--- START ---
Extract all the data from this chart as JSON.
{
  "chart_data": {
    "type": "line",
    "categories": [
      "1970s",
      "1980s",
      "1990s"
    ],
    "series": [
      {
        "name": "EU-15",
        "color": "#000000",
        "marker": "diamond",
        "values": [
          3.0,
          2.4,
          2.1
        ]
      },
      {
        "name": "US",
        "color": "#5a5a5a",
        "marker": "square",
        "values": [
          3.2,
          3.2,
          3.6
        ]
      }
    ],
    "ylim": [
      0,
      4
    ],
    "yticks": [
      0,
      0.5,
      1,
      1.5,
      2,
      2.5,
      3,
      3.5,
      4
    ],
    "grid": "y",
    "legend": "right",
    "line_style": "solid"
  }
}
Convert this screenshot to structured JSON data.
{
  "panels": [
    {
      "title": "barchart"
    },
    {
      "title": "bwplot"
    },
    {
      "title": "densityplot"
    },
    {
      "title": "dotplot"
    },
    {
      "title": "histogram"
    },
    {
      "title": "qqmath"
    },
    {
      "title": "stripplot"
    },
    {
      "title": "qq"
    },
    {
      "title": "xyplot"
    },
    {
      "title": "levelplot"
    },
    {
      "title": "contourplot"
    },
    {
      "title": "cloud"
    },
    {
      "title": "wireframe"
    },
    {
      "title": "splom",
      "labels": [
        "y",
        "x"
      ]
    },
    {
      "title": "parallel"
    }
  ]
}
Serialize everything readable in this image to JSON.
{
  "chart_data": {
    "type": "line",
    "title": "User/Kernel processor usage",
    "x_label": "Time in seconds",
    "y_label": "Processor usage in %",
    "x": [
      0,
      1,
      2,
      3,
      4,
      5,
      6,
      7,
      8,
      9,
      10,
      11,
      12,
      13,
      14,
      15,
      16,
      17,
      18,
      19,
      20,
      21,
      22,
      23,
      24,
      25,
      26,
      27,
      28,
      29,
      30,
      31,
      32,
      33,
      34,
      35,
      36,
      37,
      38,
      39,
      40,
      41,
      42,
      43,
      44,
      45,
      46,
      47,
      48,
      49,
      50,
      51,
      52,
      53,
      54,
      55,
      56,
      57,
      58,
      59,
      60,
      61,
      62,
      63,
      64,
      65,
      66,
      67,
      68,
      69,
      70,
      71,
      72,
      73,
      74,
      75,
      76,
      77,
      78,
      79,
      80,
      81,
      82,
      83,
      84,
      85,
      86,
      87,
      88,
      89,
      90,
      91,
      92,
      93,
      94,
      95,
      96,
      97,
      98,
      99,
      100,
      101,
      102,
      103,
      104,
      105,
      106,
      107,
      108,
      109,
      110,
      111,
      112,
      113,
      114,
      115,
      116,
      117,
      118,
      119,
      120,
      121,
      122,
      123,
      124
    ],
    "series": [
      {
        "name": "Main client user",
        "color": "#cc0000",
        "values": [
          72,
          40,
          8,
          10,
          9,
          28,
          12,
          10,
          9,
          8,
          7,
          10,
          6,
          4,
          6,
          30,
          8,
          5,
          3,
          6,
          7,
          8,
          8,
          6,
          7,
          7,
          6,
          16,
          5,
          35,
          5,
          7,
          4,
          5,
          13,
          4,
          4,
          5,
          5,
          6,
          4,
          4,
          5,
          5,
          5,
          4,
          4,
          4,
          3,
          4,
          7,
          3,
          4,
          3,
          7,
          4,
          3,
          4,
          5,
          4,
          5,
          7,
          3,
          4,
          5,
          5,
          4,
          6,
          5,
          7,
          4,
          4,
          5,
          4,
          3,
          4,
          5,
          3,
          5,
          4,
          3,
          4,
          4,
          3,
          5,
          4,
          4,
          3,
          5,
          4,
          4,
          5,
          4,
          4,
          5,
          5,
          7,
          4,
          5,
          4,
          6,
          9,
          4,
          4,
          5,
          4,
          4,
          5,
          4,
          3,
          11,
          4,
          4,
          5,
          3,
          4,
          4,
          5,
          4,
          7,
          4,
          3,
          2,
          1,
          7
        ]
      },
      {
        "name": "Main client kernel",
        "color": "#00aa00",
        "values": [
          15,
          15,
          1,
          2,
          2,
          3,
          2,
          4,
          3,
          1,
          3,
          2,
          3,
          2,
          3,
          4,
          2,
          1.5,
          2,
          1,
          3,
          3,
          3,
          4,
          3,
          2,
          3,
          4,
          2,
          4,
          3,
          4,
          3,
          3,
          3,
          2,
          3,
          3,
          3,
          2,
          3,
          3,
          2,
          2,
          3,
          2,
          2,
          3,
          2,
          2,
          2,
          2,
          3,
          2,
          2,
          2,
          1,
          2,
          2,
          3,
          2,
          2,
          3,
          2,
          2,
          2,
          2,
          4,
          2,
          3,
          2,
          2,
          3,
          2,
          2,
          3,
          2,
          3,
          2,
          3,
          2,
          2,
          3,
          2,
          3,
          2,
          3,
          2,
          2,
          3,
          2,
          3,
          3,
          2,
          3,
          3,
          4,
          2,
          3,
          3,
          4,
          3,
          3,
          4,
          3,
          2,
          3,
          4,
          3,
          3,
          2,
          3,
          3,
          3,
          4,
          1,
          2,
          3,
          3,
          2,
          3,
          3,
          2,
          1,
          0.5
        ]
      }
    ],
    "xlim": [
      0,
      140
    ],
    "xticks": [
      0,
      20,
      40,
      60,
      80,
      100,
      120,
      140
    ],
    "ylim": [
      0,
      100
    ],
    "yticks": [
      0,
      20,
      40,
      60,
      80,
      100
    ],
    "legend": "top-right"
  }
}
--- END ---
▶ [WHAT THIS TASK INVOLVES]:
Quote all the records exactly, please, leaving none out.

▶ [EXERCISE SOLUTION]:
Extract all the data from this chart as JSON.
{
  "chart_data": {
    "type": "line",
    "categories": [
      "1970s",
      "1980s",
      "1990s"
    ],
    "series": [
      {
        "name": "EU-15",
        "color": "#000000",
        "marker": "diamond",
        "values": [
          3.0,
          2.4,
          2.1
        ]
      },
      {
        "name": "US",
        "color": "#5a5a5a",
        "marker": "square",
        "values": [
          3.2,
          3.2,
          3.6
        ]
      }
    ],
    "ylim": [
      0,
      4
    ],
    "yticks": [
      0,
      0.5,
      1,
      1.5,
      2,
      2.5,
      3,
      3.5,
      4
    ],
    "grid": "y",
    "legend": "right",
    "line_style": "solid"
  }
}
Convert this screenshot to structured JSON data.
{
  "panels": [
    {
      "title": "barchart"
    },
    {
      "title": "bwplot"
    },
    {
      "title": "densityplot"
    },
    {
      "title": "dotplot"
    },
    {
      "title": "histogram"
    },
    {
      "title": "qqmath"
    },
    {
      "title": "stripplot"
    },
    {
      "title": "qq"
    },
    {
      "title": "xyplot"
    },
    {
      "title": "levelplot"
    },
    {
      "title": "contourplot"
    },
    {
      "title": "cloud"
    },
    {
      "title": "wireframe"
    },
    {
      "title": "splom",
      "labels": [
        "y",
        "x"
      ]
    },
    {
      "title": "parallel"
    }
  ]
}
Serialize everything readable in this image to JSON.
{
  "chart_data": {
    "type": "line",
    "title": "User/Kernel processor usage",
    "x_label": "Time in seconds",
    "y_label": "Processor usage in %",
    "x": [
      0,
      1,
      2,
      3,
      4,
      5,
      6,
      7,
      8,
      9,
      10,
      11,
      12,
      13,
      14,
      15,
      16,
      17,
      18,
      19,
      20,
      21,
      22,
      23,
      24,
      25,
      26,
      27,
      28,
      29,
      30,
      31,
      32,
      33,
      34,
      35,
      36,
      37,
      38,
      39,
      40,
      41,
      42,
      43,
      44,
      45,
      46,
      47,
      48,
      49,
      50,
      51,
      52,
      53,
      54,
      55,
      56,
      57,
      58,
      59,
      60,
      61,
      62,
      63,
      64,
      65,
      66,
      67,
      68,
      69,
      70,
      71,
      72,
      73,
      74,
      75,
      76,
      77,
      78,
      79,
      80,
      81,
      82,
      83,
      84,
      85,
      86,
      87,
      88,
      89,
      90,
      91,
      92,
      93,
      94,
      95,
      96,
      97,
      98,
      99,
      100,
      101,
      102,
      103,
      104,
      105,
      106,
      107,
      108,
      109,
      110,
      111,
      112,
      113,
      114,
      115,
      116,
      117,
      118,
      119,
      120,
      121,
      122,
      123,
      124
    ],
    "series": [
      {
        "name": "Main client user",
        "color": "#cc0000",
        "values": [
          72,
          40,
          8,
          10,
          9,
          28,
          12,
          10,
          9,
          8,
          7,
          10,
          6,
          4,
          6,
          30,
          8,
          5,
          3,
          6,
          7,
          8,
          8,
          6,
          7,
          7,
          6,
          16,
          5,
          35,
          5,
          7,
          4,
          5,
          13,
          4,
          4,
          5,
          5,
          6,
          4,
          4,
          5,
          5,
          5,
          4,
          4,
          4,
          3,
          4,
          7,
          3,
          4,
          3,
          7,
          4,
          3,
          4,
          5,
          4,
          5,
          7,
          3,
          4,
          5,
          5,
          4,
          6,
          5,
          7,
          4,
          4,
          5,
          4,
          3,
          4,
          5,
          3,
          5,
          4,
          3,
          4,
          4,
          3,
          5,
          4,
          4,
          3,
          5,
          4,
          4,
          5,
          4,
          4,
          5,
          5,
          7,
          4,
          5,
          4,
          6,
          9,
          4,
          4,
          5,
          4,
          4,
          5,
          4,
          3,
          11,
          4,
          4,
          5,
          3,
          4,
          4,
          5,
          4,
          7,
          4,
          3,
          2,
          1,
          7
        ]
      },
      {
        "name": "Main client kernel",
        "color": "#00aa00",
        "values": [
          15,
          15,
          1,
          2,
          2,
          3,
          2,
          4,
          3,
          1,
          3,
          2,
          3,
          2,
          3,
          4,
          2,
          1.5,
          2,
          1,
          3,
          3,
          3,
          4,
          3,
          2,
          3,
          4,
          2,
          4,
          3,
          4,
          3,
          3,
          3,
          2,
          3,
          3,
          3,
          2,
          3,
          3,
          2,
          2,
          3,
          2,
          2,
          3,
          2,
          2,
          2,
          2,
          3,
          2,
          2,
          2,
          1,
          2,
          2,
          3,
          2,
          2,
          3,
          2,
          2,
          2,
          2,
          4,
          2,
          3,
          2,
          2,
          3,
          2,
          2,
          3,
          2,
          3,
          2,
          3,
          2,
          2,
          3,
          2,
          3,
          2,
          3,
          2,
          2,
          3,
          2,
          3,
          3,
          2,
          3,
          3,
          4,
          2,
          3,
          3,
          4,
          3,
          3,
          4,
          3,
          2,
          3,
          4,
          3,
          3,
          2,
          3,
          3,
          3,
          4,
          1,
          2,
          3,
          3,
          2,
          3,
          3,
          2,
          1,
          0.5
        ]
      }
    ],
    "xlim": [
      0,
      140
    ],
    "xticks": [
      0,
      20,
      40,
      60,
      80,
      100,
      120,
      140
    ],
    "ylim": [
      0,
      100
    ],
    "yticks": [
      0,
      20,
      40,
      60,
      80,
      100
    ],
    "legend": "top-right"
  }
}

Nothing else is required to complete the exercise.